**Exercise details:**
Pick the lines holding the string "content" out of the records and copy them.

=== Begin Enclosure ===

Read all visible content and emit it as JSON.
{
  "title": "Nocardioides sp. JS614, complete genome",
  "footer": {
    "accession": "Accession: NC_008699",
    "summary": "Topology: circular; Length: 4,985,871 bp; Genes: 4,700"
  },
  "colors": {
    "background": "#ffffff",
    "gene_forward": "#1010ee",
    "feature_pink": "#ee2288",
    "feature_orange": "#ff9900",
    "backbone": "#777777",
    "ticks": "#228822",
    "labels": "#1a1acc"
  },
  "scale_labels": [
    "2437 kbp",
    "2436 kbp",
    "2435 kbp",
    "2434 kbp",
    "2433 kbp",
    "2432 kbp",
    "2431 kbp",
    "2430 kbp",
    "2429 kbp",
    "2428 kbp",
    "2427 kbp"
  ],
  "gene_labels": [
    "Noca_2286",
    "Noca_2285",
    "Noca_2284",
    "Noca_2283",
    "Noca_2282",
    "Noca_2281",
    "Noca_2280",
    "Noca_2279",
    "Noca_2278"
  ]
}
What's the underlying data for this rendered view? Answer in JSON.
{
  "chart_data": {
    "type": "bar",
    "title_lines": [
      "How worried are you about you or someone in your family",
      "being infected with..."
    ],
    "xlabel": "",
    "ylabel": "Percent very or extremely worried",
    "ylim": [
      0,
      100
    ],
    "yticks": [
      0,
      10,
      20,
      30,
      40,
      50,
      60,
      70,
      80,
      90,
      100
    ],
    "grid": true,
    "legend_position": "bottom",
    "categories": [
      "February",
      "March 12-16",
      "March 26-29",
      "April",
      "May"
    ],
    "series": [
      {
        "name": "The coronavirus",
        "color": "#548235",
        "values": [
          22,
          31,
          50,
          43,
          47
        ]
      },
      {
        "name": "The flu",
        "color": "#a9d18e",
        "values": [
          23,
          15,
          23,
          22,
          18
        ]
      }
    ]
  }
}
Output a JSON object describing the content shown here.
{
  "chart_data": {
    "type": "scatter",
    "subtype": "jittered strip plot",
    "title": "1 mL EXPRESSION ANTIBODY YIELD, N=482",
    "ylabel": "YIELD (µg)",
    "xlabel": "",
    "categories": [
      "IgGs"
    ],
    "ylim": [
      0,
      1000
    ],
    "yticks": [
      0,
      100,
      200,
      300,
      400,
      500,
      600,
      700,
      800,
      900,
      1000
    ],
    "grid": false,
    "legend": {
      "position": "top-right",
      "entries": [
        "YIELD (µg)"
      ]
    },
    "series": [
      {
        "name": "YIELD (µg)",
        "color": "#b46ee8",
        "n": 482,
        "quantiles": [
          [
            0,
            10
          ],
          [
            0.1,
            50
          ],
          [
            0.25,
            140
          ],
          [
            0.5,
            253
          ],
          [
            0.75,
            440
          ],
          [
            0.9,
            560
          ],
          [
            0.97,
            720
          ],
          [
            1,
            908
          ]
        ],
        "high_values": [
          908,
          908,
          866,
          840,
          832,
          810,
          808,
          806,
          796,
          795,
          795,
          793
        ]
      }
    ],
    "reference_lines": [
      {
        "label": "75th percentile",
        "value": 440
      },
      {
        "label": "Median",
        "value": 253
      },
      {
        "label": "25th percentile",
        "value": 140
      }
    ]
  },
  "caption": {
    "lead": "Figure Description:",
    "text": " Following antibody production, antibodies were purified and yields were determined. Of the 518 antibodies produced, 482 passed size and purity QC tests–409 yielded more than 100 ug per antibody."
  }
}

=== End Enclosure ===

**Exercise answer:**
Read all visible content and emit it as JSON.
Output a JSON object describing the content shown here.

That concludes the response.